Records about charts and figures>
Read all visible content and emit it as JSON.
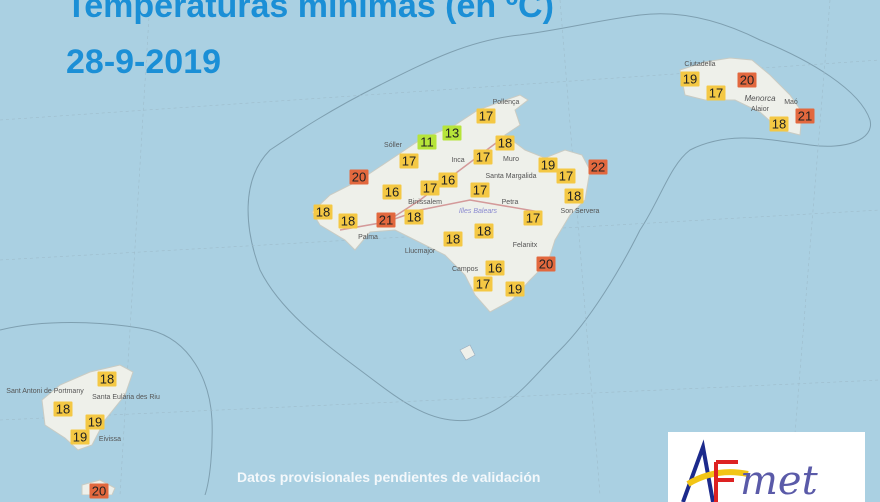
{
  "title": "Temperaturas mínimas (en ºC)",
  "date": "28-9-2019",
  "note": "Datos provisionales pendientes de validación",
  "logo_text": "AEmet",
  "colors": {
    "sea": "#aad0e2",
    "land": "#eef0ea",
    "title": "#1b8fd6",
    "cool": "#b6e43a",
    "mild": "#f4c844",
    "warm": "#e2683e"
  },
  "places": [
    "Sóller",
    "Inca",
    "Binissalem",
    "Muro",
    "Santa Margalida",
    "Petra",
    "Illes Balears",
    "Felanitx",
    "Son Servera",
    "Campos",
    "Llucmajor",
    "Palma",
    "Pollença",
    "Ciutadella",
    "Menorca",
    "Alaior",
    "Maó",
    "Sant Antoni de Portmany",
    "Santa Eulària des Riu",
    "Eivissa"
  ],
  "mallorca": [
    17,
    13,
    11,
    18,
    17,
    17,
    19,
    22,
    20,
    17,
    16,
    17,
    16,
    17,
    18,
    18,
    18,
    21,
    18,
    17,
    18,
    18,
    20,
    16,
    17,
    19
  ],
  "menorca": [
    19,
    20,
    17,
    21,
    18
  ],
  "ibiza": [
    18,
    18,
    19,
    19,
    20
  ]
}
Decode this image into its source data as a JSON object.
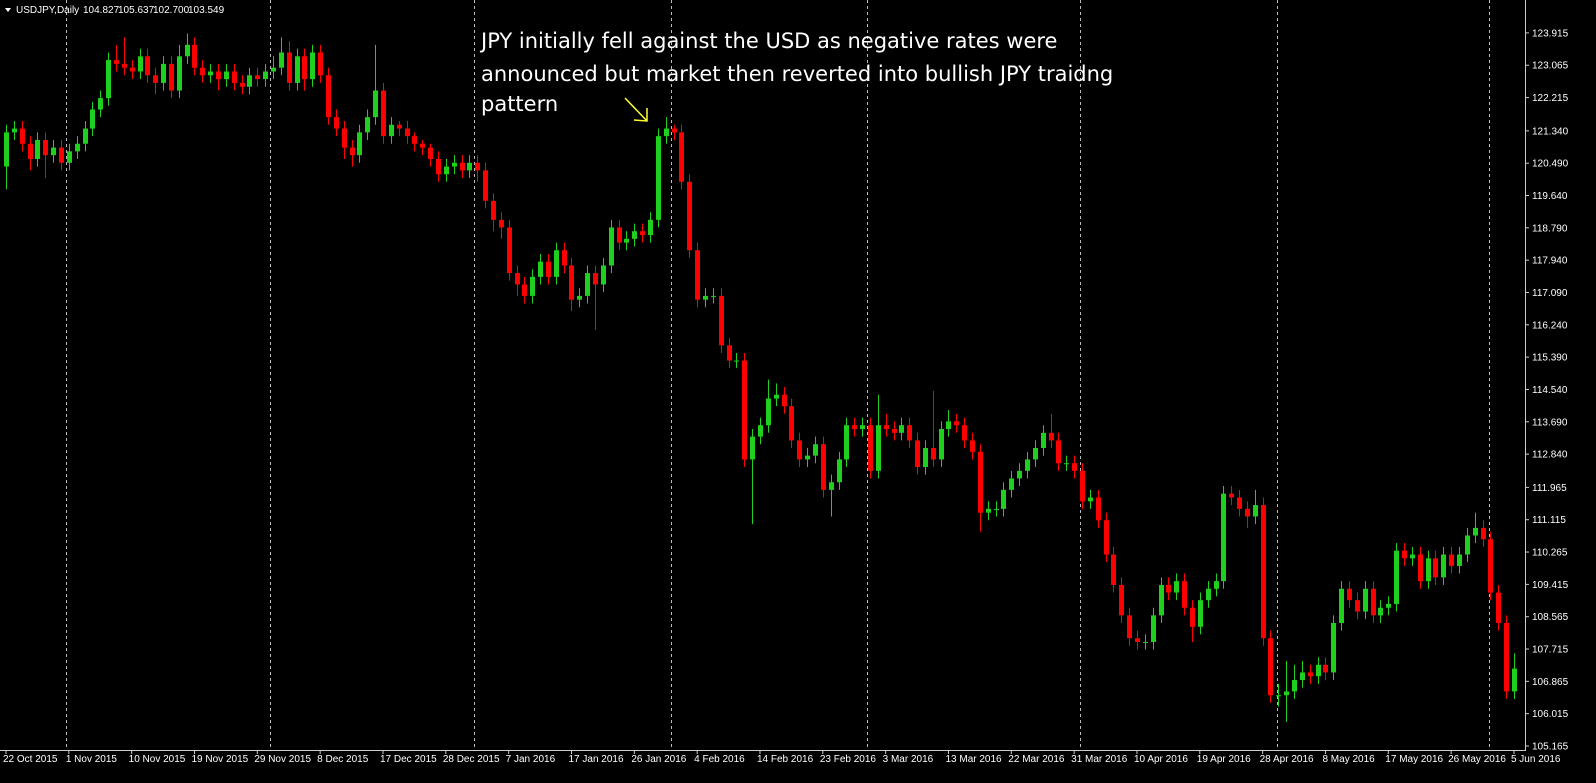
{
  "header": {
    "symbol": "USDJPY,Daily",
    "ohlc": [
      "104.827",
      "105.637",
      "102.700",
      "103.549"
    ]
  },
  "chart_data": {
    "type": "candlestick",
    "annotation": [
      "JPY initially fell against the USD as negative rates were",
      "announced but market then reverted into bullish JPY traidng",
      "pattern"
    ],
    "up_color": "#1fd01f",
    "down_color": "#ff0000",
    "ylim": [
      105.06,
      124.78
    ],
    "yticks": [
      123.915,
      123.065,
      122.215,
      {
        "value": 121.34,
        "label": "121.340"
      },
      {
        "value": 120.49,
        "label": "120.490"
      },
      {
        "value": 119.64,
        "label": "119.640"
      },
      {
        "value": 118.79,
        "label": "118.790"
      },
      {
        "value": 117.94,
        "label": "117.940"
      },
      {
        "value": 117.09,
        "label": "117.090"
      },
      {
        "value": 116.24,
        "label": "116.240"
      },
      {
        "value": 115.39,
        "label": "115.390"
      },
      {
        "value": 114.54,
        "label": "114.540"
      },
      {
        "value": 113.69,
        "label": "113.690"
      },
      {
        "value": 112.84,
        "label": "112.840"
      },
      111.965,
      111.115,
      110.265,
      109.415,
      108.565,
      107.715,
      106.865,
      106.015,
      105.165
    ],
    "categories": [
      "22 Oct 2015",
      null,
      null,
      null,
      null,
      null,
      null,
      null,
      "1 Nov 2015",
      null,
      null,
      null,
      null,
      null,
      null,
      null,
      "10 Nov 2015",
      null,
      null,
      null,
      null,
      null,
      null,
      null,
      "19 Nov 2015",
      null,
      null,
      null,
      null,
      null,
      null,
      null,
      "29 Nov 2015",
      null,
      null,
      null,
      null,
      null,
      null,
      null,
      "8 Dec 2015",
      null,
      null,
      null,
      null,
      null,
      null,
      null,
      "17 Dec 2015",
      null,
      null,
      null,
      null,
      null,
      null,
      null,
      "28 Dec 2015",
      null,
      null,
      null,
      null,
      null,
      null,
      null,
      "7 Jan 2016",
      null,
      null,
      null,
      null,
      null,
      null,
      null,
      "17 Jan 2016",
      null,
      null,
      null,
      null,
      null,
      null,
      null,
      "26 Jan 2016",
      null,
      null,
      null,
      null,
      null,
      null,
      null,
      "4 Feb 2016",
      null,
      null,
      null,
      null,
      null,
      null,
      null,
      "14 Feb 2016",
      null,
      null,
      null,
      null,
      null,
      null,
      null,
      "23 Feb 2016",
      null,
      null,
      null,
      null,
      null,
      null,
      null,
      "3 Mar 2016",
      null,
      null,
      null,
      null,
      null,
      null,
      null,
      "13 Mar 2016",
      null,
      null,
      null,
      null,
      null,
      null,
      null,
      "22 Mar 2016",
      null,
      null,
      null,
      null,
      null,
      null,
      null,
      "31 Mar 2016",
      null,
      null,
      null,
      null,
      null,
      null,
      null,
      "10 Apr 2016",
      null,
      null,
      null,
      null,
      null,
      null,
      null,
      "19 Apr 2016",
      null,
      null,
      null,
      null,
      null,
      null,
      null,
      "28 Apr 2016",
      null,
      null,
      null,
      null,
      null,
      null,
      null,
      "8 May 2016",
      null,
      null,
      null,
      null,
      null,
      null,
      null,
      "17 May 2016",
      null,
      null,
      null,
      null,
      null,
      null,
      null,
      "26 May 2016",
      null,
      null,
      null,
      null,
      null,
      null,
      null,
      "5 Jun 2016"
    ],
    "open": [
      120.4,
      121.3,
      121.4,
      121.0,
      120.6,
      121.1,
      120.7,
      120.9,
      120.5,
      120.8,
      121.0,
      121.4,
      121.9,
      122.2,
      123.2,
      123.1,
      123.0,
      122.9,
      123.3,
      122.8,
      122.6,
      123.1,
      122.4,
      123.3,
      123.6,
      123.0,
      122.8,
      122.9,
      122.7,
      122.9,
      122.6,
      122.5,
      122.8,
      122.7,
      122.9,
      123.0,
      123.4,
      122.6,
      123.3,
      122.7,
      123.4,
      122.8,
      121.7,
      121.4,
      120.9,
      120.7,
      121.3,
      121.7,
      122.4,
      121.2,
      121.5,
      121.4,
      121.2,
      121.0,
      120.9,
      120.6,
      120.2,
      120.4,
      120.5,
      120.3,
      120.5,
      120.3,
      119.5,
      119.0,
      118.8,
      117.6,
      117.3,
      117.0,
      117.5,
      117.9,
      117.5,
      118.2,
      117.8,
      116.9,
      117.0,
      117.6,
      117.3,
      117.8,
      118.8,
      118.4,
      118.5,
      118.7,
      118.6,
      119.0,
      121.2,
      121.4,
      121.3,
      120.0,
      118.2,
      116.9,
      117.0,
      117.0,
      115.7,
      115.3,
      115.3,
      112.7,
      113.3,
      113.6,
      114.3,
      114.4,
      114.1,
      113.2,
      112.7,
      112.8,
      113.1,
      111.9,
      112.1,
      112.7,
      113.6,
      113.5,
      113.6,
      112.4,
      113.6,
      113.5,
      113.4,
      113.6,
      113.2,
      112.5,
      113.0,
      112.7,
      113.5,
      113.7,
      113.6,
      113.2,
      112.9,
      111.3,
      111.4,
      111.4,
      111.9,
      112.2,
      112.4,
      112.7,
      113.0,
      113.4,
      113.2,
      112.6,
      112.6,
      112.4,
      111.6,
      111.7,
      111.1,
      110.2,
      109.4,
      108.6,
      108.0,
      107.9,
      107.9,
      108.6,
      109.4,
      109.2,
      109.5,
      108.8,
      108.3,
      109.0,
      109.3,
      109.5,
      111.8,
      111.7,
      111.4,
      111.2,
      111.5,
      108.0,
      106.5,
      106.5,
      106.6,
      106.9,
      107.1,
      107.0,
      107.3,
      107.1,
      108.4,
      109.3,
      109.0,
      108.7,
      109.3,
      108.6,
      108.8,
      108.9,
      110.3,
      110.1,
      110.2,
      109.5,
      110.1,
      109.6,
      110.2,
      109.9,
      110.2,
      110.7,
      110.9,
      110.6,
      109.2,
      108.4,
      106.6
    ],
    "high": [
      121.5,
      121.6,
      121.6,
      121.2,
      121.3,
      121.3,
      121.1,
      121.1,
      121.0,
      121.2,
      121.6,
      122.1,
      122.4,
      123.4,
      123.6,
      123.8,
      123.2,
      123.5,
      123.5,
      123.0,
      123.3,
      123.3,
      123.6,
      123.9,
      123.8,
      123.2,
      123.1,
      123.1,
      123.1,
      123.1,
      122.8,
      123.0,
      123.0,
      123.1,
      123.3,
      123.8,
      123.7,
      123.5,
      123.5,
      123.6,
      123.6,
      123.0,
      121.9,
      121.6,
      121.1,
      121.5,
      121.9,
      123.6,
      122.6,
      121.7,
      121.6,
      121.6,
      121.3,
      121.1,
      121.0,
      120.8,
      120.6,
      120.7,
      120.7,
      120.7,
      120.7,
      120.5,
      119.7,
      119.2,
      119.0,
      117.8,
      117.5,
      117.7,
      118.1,
      118.1,
      118.4,
      118.4,
      118.0,
      117.2,
      117.8,
      117.8,
      118.0,
      119.0,
      119.0,
      118.7,
      118.9,
      118.9,
      119.2,
      121.4,
      121.7,
      121.5,
      121.5,
      120.2,
      118.4,
      117.2,
      117.2,
      117.2,
      115.9,
      115.5,
      115.5,
      113.5,
      113.8,
      114.8,
      114.7,
      114.6,
      114.3,
      113.4,
      113.0,
      113.3,
      113.3,
      112.3,
      112.9,
      113.8,
      113.8,
      113.8,
      113.8,
      114.4,
      113.9,
      113.7,
      113.8,
      113.8,
      113.4,
      113.2,
      114.5,
      113.7,
      114.0,
      113.9,
      113.8,
      113.4,
      113.1,
      111.6,
      111.6,
      112.1,
      112.4,
      112.6,
      112.9,
      113.2,
      113.6,
      113.9,
      113.4,
      112.8,
      112.8,
      112.6,
      111.9,
      111.9,
      111.3,
      110.4,
      109.6,
      108.8,
      108.2,
      108.1,
      108.8,
      109.6,
      109.6,
      109.7,
      109.7,
      109.0,
      109.2,
      109.5,
      109.7,
      112.0,
      112.0,
      111.9,
      111.6,
      111.9,
      111.7,
      108.2,
      106.8,
      107.4,
      107.3,
      107.4,
      107.3,
      107.5,
      107.5,
      108.6,
      109.5,
      109.5,
      109.2,
      109.5,
      109.5,
      109.0,
      109.1,
      110.5,
      110.5,
      110.4,
      110.4,
      110.3,
      110.3,
      110.4,
      110.4,
      110.4,
      110.9,
      111.3,
      111.1,
      110.8,
      109.4,
      108.6,
      107.6
    ],
    "low": [
      119.8,
      121.1,
      120.8,
      120.3,
      120.4,
      120.1,
      120.5,
      120.3,
      120.3,
      120.6,
      120.8,
      121.2,
      121.7,
      122.0,
      122.9,
      122.8,
      122.7,
      122.7,
      122.6,
      122.3,
      122.4,
      122.2,
      122.2,
      123.1,
      122.8,
      122.6,
      122.6,
      122.4,
      122.5,
      122.4,
      122.3,
      122.3,
      122.5,
      122.5,
      122.7,
      122.8,
      122.4,
      122.4,
      122.4,
      122.5,
      122.6,
      121.5,
      121.2,
      120.6,
      120.4,
      120.5,
      121.1,
      121.5,
      121.0,
      121.0,
      121.2,
      121.0,
      120.8,
      120.7,
      120.4,
      120.0,
      120.0,
      120.2,
      120.1,
      120.1,
      120.0,
      119.3,
      118.7,
      118.5,
      117.4,
      117.0,
      116.8,
      116.8,
      117.3,
      117.3,
      117.3,
      117.6,
      116.6,
      116.7,
      116.8,
      116.1,
      117.1,
      117.6,
      118.2,
      118.2,
      118.3,
      118.4,
      118.4,
      118.8,
      121.0,
      121.1,
      119.8,
      118.0,
      116.7,
      116.7,
      116.8,
      115.5,
      115.1,
      115.1,
      112.5,
      111.0,
      113.1,
      113.4,
      114.1,
      113.9,
      113.0,
      112.5,
      112.5,
      112.6,
      111.7,
      111.2,
      111.9,
      112.5,
      113.3,
      113.3,
      112.2,
      112.2,
      113.3,
      113.2,
      113.2,
      113.0,
      112.3,
      112.3,
      112.5,
      112.5,
      113.3,
      113.4,
      113.0,
      112.7,
      110.8,
      111.1,
      111.2,
      111.2,
      111.7,
      112.0,
      112.2,
      112.5,
      112.8,
      113.0,
      112.4,
      112.4,
      112.2,
      111.4,
      111.4,
      110.9,
      110.0,
      109.2,
      108.4,
      107.8,
      107.7,
      107.7,
      107.7,
      108.4,
      109.0,
      109.0,
      108.6,
      107.9,
      108.1,
      108.8,
      109.1,
      109.3,
      111.5,
      111.2,
      110.9,
      111.0,
      107.8,
      106.3,
      106.2,
      105.8,
      106.4,
      106.7,
      106.8,
      106.8,
      106.9,
      106.9,
      108.2,
      108.8,
      108.5,
      108.5,
      108.4,
      108.4,
      108.6,
      108.7,
      109.9,
      109.9,
      109.3,
      109.3,
      109.4,
      109.4,
      109.7,
      109.7,
      110.0,
      110.5,
      110.4,
      109.0,
      108.2,
      106.4,
      106.4
    ],
    "close": [
      121.3,
      121.4,
      121.0,
      120.6,
      121.1,
      120.7,
      120.9,
      120.5,
      120.8,
      121.0,
      121.4,
      121.9,
      122.2,
      123.2,
      123.1,
      123.0,
      122.9,
      123.3,
      122.8,
      122.6,
      123.1,
      122.4,
      123.3,
      123.6,
      123.0,
      122.8,
      122.9,
      122.7,
      122.9,
      122.6,
      122.5,
      122.8,
      122.7,
      122.9,
      123.0,
      123.4,
      122.6,
      123.3,
      122.7,
      123.4,
      122.8,
      121.7,
      121.4,
      120.9,
      120.7,
      121.3,
      121.7,
      122.4,
      121.2,
      121.5,
      121.4,
      121.2,
      121.0,
      120.9,
      120.6,
      120.2,
      120.4,
      120.5,
      120.3,
      120.5,
      120.3,
      119.5,
      119.0,
      118.8,
      117.6,
      117.3,
      117.0,
      117.5,
      117.9,
      117.5,
      118.2,
      117.8,
      116.9,
      117.0,
      117.6,
      117.3,
      117.8,
      118.8,
      118.4,
      118.5,
      118.7,
      118.6,
      119.0,
      121.2,
      121.4,
      121.3,
      120.0,
      118.2,
      116.9,
      117.0,
      117.0,
      115.7,
      115.3,
      115.3,
      112.7,
      113.3,
      113.6,
      114.3,
      114.4,
      114.1,
      113.2,
      112.7,
      112.8,
      113.1,
      111.9,
      112.1,
      112.7,
      113.6,
      113.5,
      113.6,
      112.4,
      113.6,
      113.5,
      113.4,
      113.6,
      113.2,
      112.5,
      113.0,
      112.7,
      113.5,
      113.7,
      113.6,
      113.2,
      112.9,
      111.3,
      111.4,
      111.4,
      111.9,
      112.2,
      112.4,
      112.7,
      113.0,
      113.4,
      113.2,
      112.6,
      112.6,
      112.4,
      111.6,
      111.7,
      111.1,
      110.2,
      109.4,
      108.6,
      108.0,
      107.9,
      107.9,
      108.6,
      109.4,
      109.2,
      109.5,
      108.8,
      108.3,
      109.0,
      109.3,
      109.5,
      111.8,
      111.7,
      111.4,
      111.2,
      111.5,
      108.0,
      106.5,
      106.5,
      106.6,
      106.9,
      107.1,
      107.0,
      107.3,
      107.1,
      108.4,
      109.3,
      109.0,
      108.7,
      109.3,
      108.6,
      108.8,
      108.9,
      110.3,
      110.1,
      110.2,
      109.5,
      110.1,
      109.6,
      110.2,
      109.9,
      110.2,
      110.7,
      110.9,
      110.6,
      109.2,
      108.4,
      106.6,
      107.2
    ]
  }
}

WRITTEN PROBLEM>
Take every line from the data above that holds "label" and copy it out.

REPLY>
        "label": "121.340"
        "label": "120.490"
        "label": "119.640"
        "label": "118.790"
        "label": "117.940"
        "label": "117.090"
        "label": "116.240"
        "label": "115.390"
        "label": "114.540"
        "label": "113.690"
        "label": "112.840"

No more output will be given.